• [THE EXERCISE] Print the listing below exactly.

• [EXERCISE MATERIALS]
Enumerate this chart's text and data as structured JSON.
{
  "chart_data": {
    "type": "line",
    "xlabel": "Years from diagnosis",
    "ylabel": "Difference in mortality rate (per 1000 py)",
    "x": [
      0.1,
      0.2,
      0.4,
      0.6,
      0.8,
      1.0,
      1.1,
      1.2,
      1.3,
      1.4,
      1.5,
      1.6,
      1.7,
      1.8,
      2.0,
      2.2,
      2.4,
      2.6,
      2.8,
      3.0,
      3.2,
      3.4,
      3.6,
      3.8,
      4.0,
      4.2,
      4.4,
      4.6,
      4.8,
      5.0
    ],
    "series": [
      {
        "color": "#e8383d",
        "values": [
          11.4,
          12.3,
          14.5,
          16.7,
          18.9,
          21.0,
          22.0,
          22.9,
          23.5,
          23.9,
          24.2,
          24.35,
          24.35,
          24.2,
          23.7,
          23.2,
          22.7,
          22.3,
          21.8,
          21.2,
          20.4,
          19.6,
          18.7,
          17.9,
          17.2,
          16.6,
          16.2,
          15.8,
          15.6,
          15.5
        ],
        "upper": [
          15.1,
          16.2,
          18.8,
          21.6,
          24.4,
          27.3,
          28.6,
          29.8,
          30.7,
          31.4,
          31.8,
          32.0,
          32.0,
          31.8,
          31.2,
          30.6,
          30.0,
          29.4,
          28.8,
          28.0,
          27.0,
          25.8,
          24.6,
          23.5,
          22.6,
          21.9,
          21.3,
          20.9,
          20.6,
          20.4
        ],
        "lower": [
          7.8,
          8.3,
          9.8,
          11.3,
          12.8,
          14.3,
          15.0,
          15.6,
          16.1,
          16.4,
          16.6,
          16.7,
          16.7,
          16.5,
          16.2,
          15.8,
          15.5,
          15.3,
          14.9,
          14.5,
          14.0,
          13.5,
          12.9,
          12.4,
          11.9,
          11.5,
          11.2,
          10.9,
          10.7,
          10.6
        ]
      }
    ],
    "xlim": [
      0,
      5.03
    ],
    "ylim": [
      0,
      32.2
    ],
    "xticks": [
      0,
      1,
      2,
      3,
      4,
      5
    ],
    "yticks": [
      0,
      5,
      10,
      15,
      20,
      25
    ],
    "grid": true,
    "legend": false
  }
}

• [REPLY TO THE TASK]
Enumerate this chart's text and data as structured JSON.
{
  "chart_data": {
    "type": "line",
    "xlabel": "Years from diagnosis",
    "ylabel": "Difference in mortality rate (per 1000 py)",
    "x": [
      0.1,
      0.2,
      0.4,
      0.6,
      0.8,
      1.0,
      1.1,
      1.2,
      1.3,
      1.4,
      1.5,
      1.6,
      1.7,
      1.8,
      2.0,
      2.2,
      2.4,
      2.6,
      2.8,
      3.0,
      3.2,
      3.4,
      3.6,
      3.8,
      4.0,
      4.2,
      4.4,
      4.6,
      4.8,
      5.0
    ],
    "series": [
      {
        "color": "#e8383d",
        "values": [
          11.4,
          12.3,
          14.5,
          16.7,
          18.9,
          21.0,
          22.0,
          22.9,
          23.5,
          23.9,
          24.2,
          24.35,
          24.35,
          24.2,
          23.7,
          23.2,
          22.7,
          22.3,
          21.8,
          21.2,
          20.4,
          19.6,
          18.7,
          17.9,
          17.2,
          16.6,
          16.2,
          15.8,
          15.6,
          15.5
        ],
        "upper": [
          15.1,
          16.2,
          18.8,
          21.6,
          24.4,
          27.3,
          28.6,
          29.8,
          30.7,
          31.4,
          31.8,
          32.0,
          32.0,
          31.8,
          31.2,
          30.6,
          30.0,
          29.4,
          28.8,
          28.0,
          27.0,
          25.8,
          24.6,
          23.5,
          22.6,
          21.9,
          21.3,
          20.9,
          20.6,
          20.4
        ],
        "lower": [
          7.8,
          8.3,
          9.8,
          11.3,
          12.8,
          14.3,
          15.0,
          15.6,
          16.1,
          16.4,
          16.6,
          16.7,
          16.7,
          16.5,
          16.2,
          15.8,
          15.5,
          15.3,
          14.9,
          14.5,
          14.0,
          13.5,
          12.9,
          12.4,
          11.9,
          11.5,
          11.2,
          10.9,
          10.7,
          10.6
        ]
      }
    ],
    "xlim": [
      0,
      5.03
    ],
    "ylim": [
      0,
      32.2
    ],
    "xticks": [
      0,
      1,
      2,
      3,
      4,
      5
    ],
    "yticks": [
      0,
      5,
      10,
      15,
      20,
      25
    ],
    "grid": true,
    "legend": false
  }
}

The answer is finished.